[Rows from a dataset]

— START —

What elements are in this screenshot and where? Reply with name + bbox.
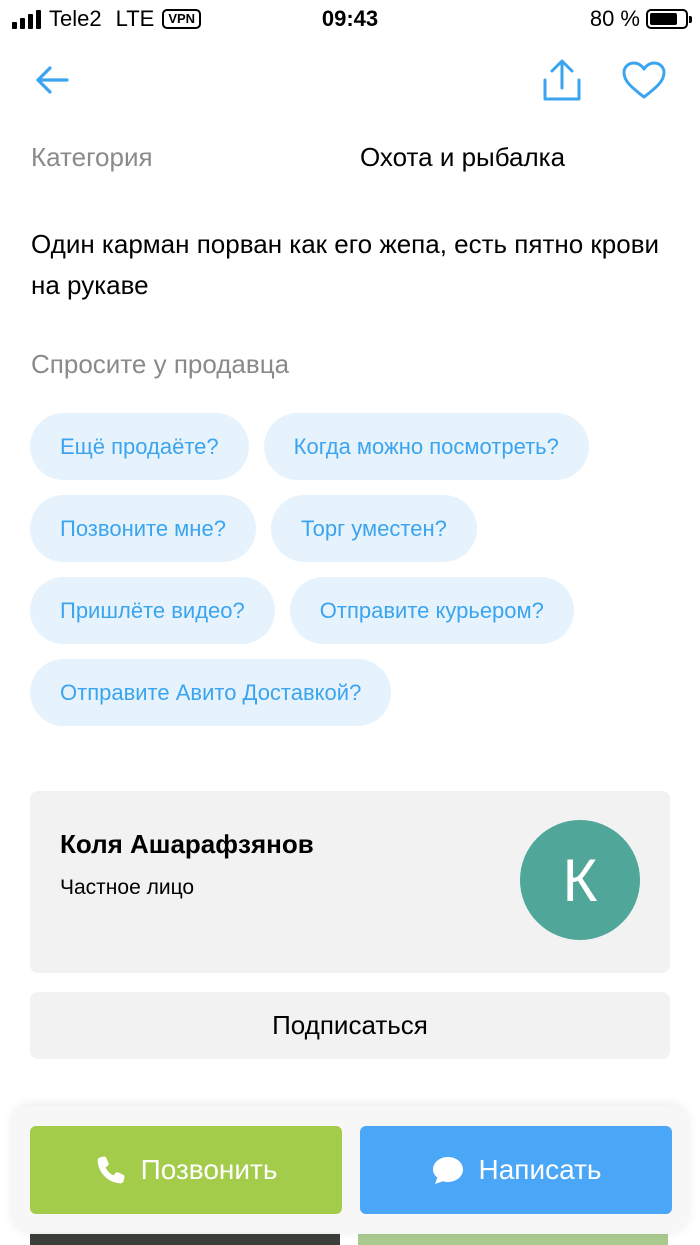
question-chip[interactable]: Позвоните мне? [30,495,256,562]
category-value: Охота и рыбалка [360,142,566,172]
question-chip[interactable]: Когда можно посмотреть? [263,413,589,480]
battery-icon [646,9,692,29]
subscribe-button[interactable]: Подписаться [30,992,670,1059]
write-button[interactable]: Написать [360,1126,672,1214]
avatar[interactable]: К [520,820,640,940]
question-chip[interactable]: Ещё продаёте? [30,413,249,480]
heart-icon [622,61,666,99]
favorite-button[interactable] [616,52,672,108]
action-bar: Позвонить Написать [12,1106,688,1234]
back-button[interactable] [24,52,80,108]
write-label: Написать [478,1154,602,1185]
share-button[interactable] [534,52,590,108]
question-chip[interactable]: Отправите Авито Доставкой? [30,659,392,726]
question-chip[interactable]: Торг уместен? [270,495,477,562]
call-label: Позвонить [140,1154,278,1185]
category-label: Категория [31,142,153,172]
item-description: Один карман порван как его жепа, есть пя… [31,229,660,300]
seller-card[interactable]: Коля Ашарафзянов Частное лицо К [30,791,670,973]
call-button[interactable]: Позвонить [30,1126,342,1214]
status-right: 80 % [589,6,692,32]
seller-name: Коля Ашарафзянов [60,829,314,859]
battery-level [650,13,678,25]
share-icon [543,59,581,101]
battery-percent: 80 % [589,6,640,31]
ask-seller-title: Спросите у продавца [31,349,290,379]
status-bar: Tele2 LTE VPN 09:43 80 % [0,0,700,40]
back-arrow-icon [36,66,69,94]
chat-bubble-icon [432,1157,463,1184]
question-chip[interactable]: Пришлёте видео? [30,577,275,644]
question-chip[interactable]: Отправите курьером? [289,577,574,644]
question-chips: Ещё продаёте? Когда можно посмотреть? По… [30,413,670,726]
phone-icon [97,1156,125,1184]
seller-type: Частное лицо [60,876,195,899]
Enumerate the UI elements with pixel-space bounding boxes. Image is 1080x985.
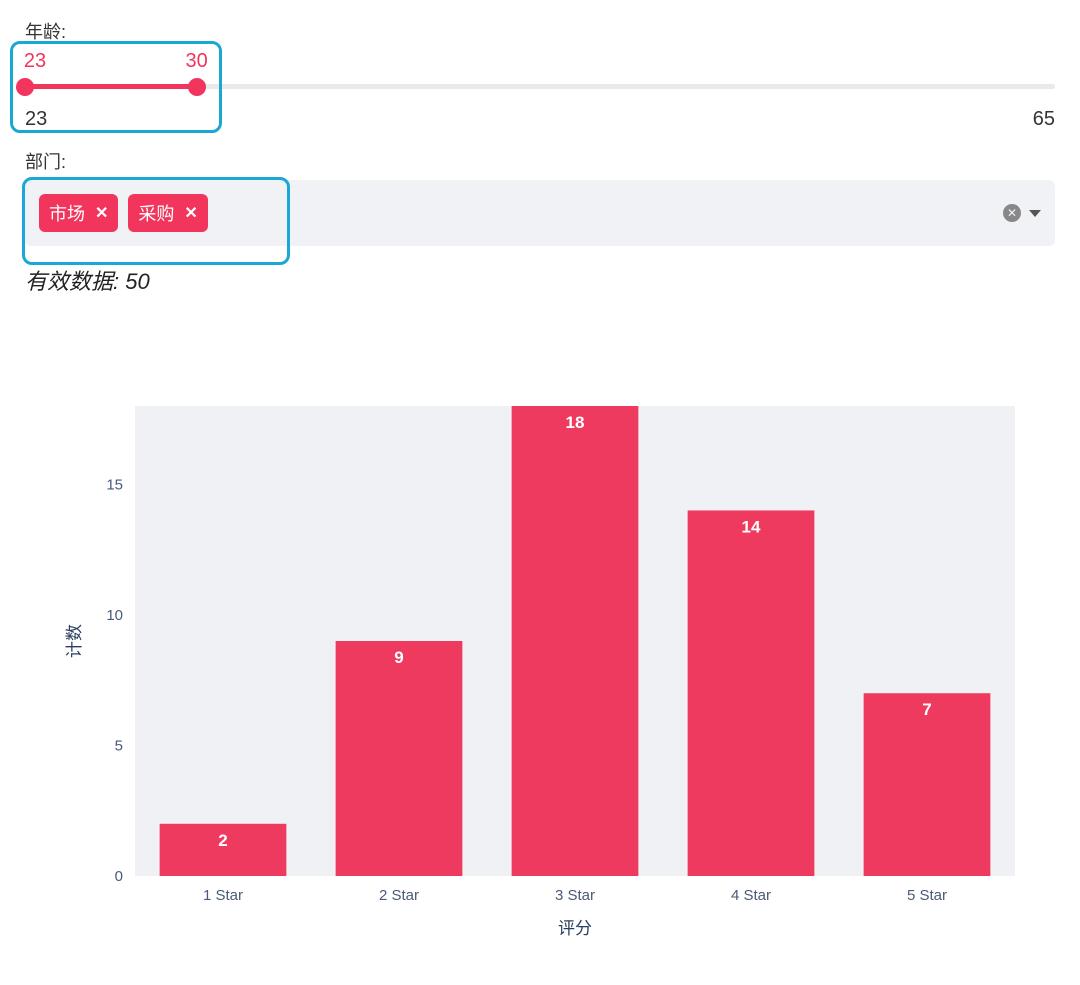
x-tick-label: 1 Star: [203, 887, 243, 904]
svg-text:15: 15: [106, 476, 123, 493]
age-range-slider[interactable]: 23 30 23 65: [25, 48, 1055, 118]
rating-bar-chart: 0 5 10 15 2 1 Star 9 2 Star 18 3 Star 14 4 Star 7 5 S…: [25, 386, 1055, 951]
age-label: 年龄:: [25, 18, 1055, 44]
slider-hi-value: 30: [186, 50, 208, 73]
tag-purchasing[interactable]: 采购 ✕: [128, 194, 207, 232]
slider-lo-handle[interactable]: [16, 78, 34, 96]
slider-hi-handle[interactable]: [188, 78, 206, 96]
tag-label: 采购: [138, 200, 174, 226]
close-icon[interactable]: ✕: [184, 203, 197, 223]
bar-label: 7: [922, 700, 931, 719]
tag-market[interactable]: 市场 ✕: [39, 194, 118, 232]
slider-fill: [25, 84, 197, 89]
bar-5-star[interactable]: [864, 693, 991, 876]
tag-label: 市场: [49, 200, 85, 226]
bar-3-star[interactable]: [512, 406, 639, 876]
svg-text:5: 5: [115, 737, 123, 754]
close-icon[interactable]: ✕: [95, 203, 108, 223]
x-tick-label: 3 Star: [555, 887, 595, 904]
x-tick-label: 4 Star: [731, 887, 771, 904]
x-tick-label: 5 Star: [907, 887, 947, 904]
bar-4-star[interactable]: [688, 510, 815, 876]
bar-label: 14: [742, 517, 761, 536]
svg-text:10: 10: [106, 607, 123, 624]
clear-all-icon[interactable]: ✕: [1003, 204, 1021, 222]
chevron-down-icon[interactable]: [1029, 210, 1041, 217]
dept-multiselect[interactable]: 市场 ✕ 采购 ✕ ✕: [25, 180, 1055, 246]
bar-label: 18: [566, 413, 585, 432]
x-tick-label: 2 Star: [379, 887, 419, 904]
slider-min-label: 23: [25, 108, 47, 131]
svg-text:0: 0: [115, 868, 123, 885]
dept-label: 部门:: [25, 148, 1055, 174]
x-axis-title: 评分: [558, 919, 592, 938]
valid-count-line: 有效数据: 50: [25, 264, 1055, 296]
y-axis-title: 计数: [65, 624, 84, 658]
bar-label: 2: [218, 831, 227, 850]
slider-max-label: 65: [1033, 108, 1055, 131]
slider-lo-value: 23: [24, 50, 46, 73]
bar-label: 9: [394, 648, 403, 667]
bar-2-star[interactable]: [336, 641, 463, 876]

— END —

Switch every "elements" in these lines to "components", keeping everything else unchanged, and leave the pictures out of your answer.

What components are in this screenshot and where? Reply with name + bbox.
question-chip[interactable]: Позвоните мне? [30,495,256,562]
category-value: Охота и рыбалка [360,142,566,172]
question-chip[interactable]: Когда можно посмотреть? [263,413,589,480]
battery-icon [646,9,692,29]
subscribe-button[interactable]: Подписаться [30,992,670,1059]
write-button[interactable]: Написать [360,1126,672,1214]
avatar[interactable]: К [520,820,640,940]
question-chip[interactable]: Ещё продаёте? [30,413,249,480]
heart-icon [622,61,666,99]
favorite-button[interactable] [616,52,672,108]
action-bar: Позвонить Написать [12,1106,688,1234]
back-button[interactable] [24,52,80,108]
write-label: Написать [478,1154,602,1185]
share-button[interactable] [534,52,590,108]
question-chip[interactable]: Отправите Авито Доставкой? [30,659,392,726]
question-chip[interactable]: Торг уместен? [270,495,477,562]
call-label: Позвонить [140,1154,278,1185]
category-label: Категория [31,142,153,172]
item-description: Один карман порван как его жепа, есть пя… [31,229,660,300]
seller-card[interactable]: Коля Ашарафзянов Частное лицо К [30,791,670,973]
call-button[interactable]: Позвонить [30,1126,342,1214]
status-right: 80 % [589,6,692,32]
seller-name: Коля Ашарафзянов [60,829,314,859]
battery-level [650,13,678,25]
share-icon [543,59,581,101]
battery-percent: 80 % [589,6,640,31]
ask-seller-title: Спросите у продавца [31,349,290,379]
status-bar: Tele2 LTE VPN 09:43 80 % [0,0,700,40]
back-arrow-icon [36,66,69,94]
chat-bubble-icon [432,1157,463,1184]
question-chip[interactable]: Пришлёте видео? [30,577,275,644]
question-chip[interactable]: Отправите курьером? [289,577,574,644]
question-chips: Ещё продаёте? Когда можно посмотреть? По… [30,413,670,726]
phone-icon [97,1156,125,1184]
seller-type: Частное лицо [60,876,195,899]
Enumerate the UI components with pixel-space bounding boxes. Image is 1080x985.
x-tick-label: 1 Star: [203, 887, 243, 904]
svg-text:15: 15: [106, 476, 123, 493]
age-range-slider[interactable]: 23 30 23 65: [25, 48, 1055, 118]
rating-bar-chart: 0 5 10 15 2 1 Star 9 2 Star 18 3 Star 14 4 Star 7 5 S…: [25, 386, 1055, 951]
age-label: 年龄:: [25, 18, 1055, 44]
slider-hi-value: 30: [186, 50, 208, 73]
tag-purchasing[interactable]: 采购 ✕: [128, 194, 207, 232]
slider-lo-handle[interactable]: [16, 78, 34, 96]
slider-hi-handle[interactable]: [188, 78, 206, 96]
tag-label: 采购: [138, 200, 174, 226]
close-icon[interactable]: ✕: [184, 203, 197, 223]
bar-label: 7: [922, 700, 931, 719]
tag-market[interactable]: 市场 ✕: [39, 194, 118, 232]
slider-fill: [25, 84, 197, 89]
bar-5-star[interactable]: [864, 693, 991, 876]
tag-label: 市场: [49, 200, 85, 226]
bar-3-star[interactable]: [512, 406, 639, 876]
svg-text:5: 5: [115, 737, 123, 754]
close-icon[interactable]: ✕: [95, 203, 108, 223]
x-tick-label: 3 Star: [555, 887, 595, 904]
x-tick-label: 4 Star: [731, 887, 771, 904]
x-tick-label: 5 Star: [907, 887, 947, 904]
bar-4-star[interactable]: [688, 510, 815, 876]
bar-label: 14: [742, 517, 761, 536]
svg-text:10: 10: [106, 607, 123, 624]
clear-all-icon[interactable]: ✕: [1003, 204, 1021, 222]
chevron-down-icon[interactable]: [1029, 210, 1041, 217]
dept-multiselect[interactable]: 市场 ✕ 采购 ✕ ✕: [25, 180, 1055, 246]
bar-label: 18: [566, 413, 585, 432]
x-tick-label: 2 Star: [379, 887, 419, 904]
slider-min-label: 23: [25, 108, 47, 131]
svg-text:0: 0: [115, 868, 123, 885]
dept-label: 部门:: [25, 148, 1055, 174]
x-axis-title: 评分: [558, 919, 592, 938]
valid-count-line: 有效数据: 50: [25, 264, 1055, 296]
y-axis-title: 计数: [65, 624, 84, 658]
bar-label: 2: [218, 831, 227, 850]
slider-max-label: 65: [1033, 108, 1055, 131]
slider-lo-value: 23: [24, 50, 46, 73]
bar-label: 9: [394, 648, 403, 667]
bar-2-star[interactable]: [336, 641, 463, 876]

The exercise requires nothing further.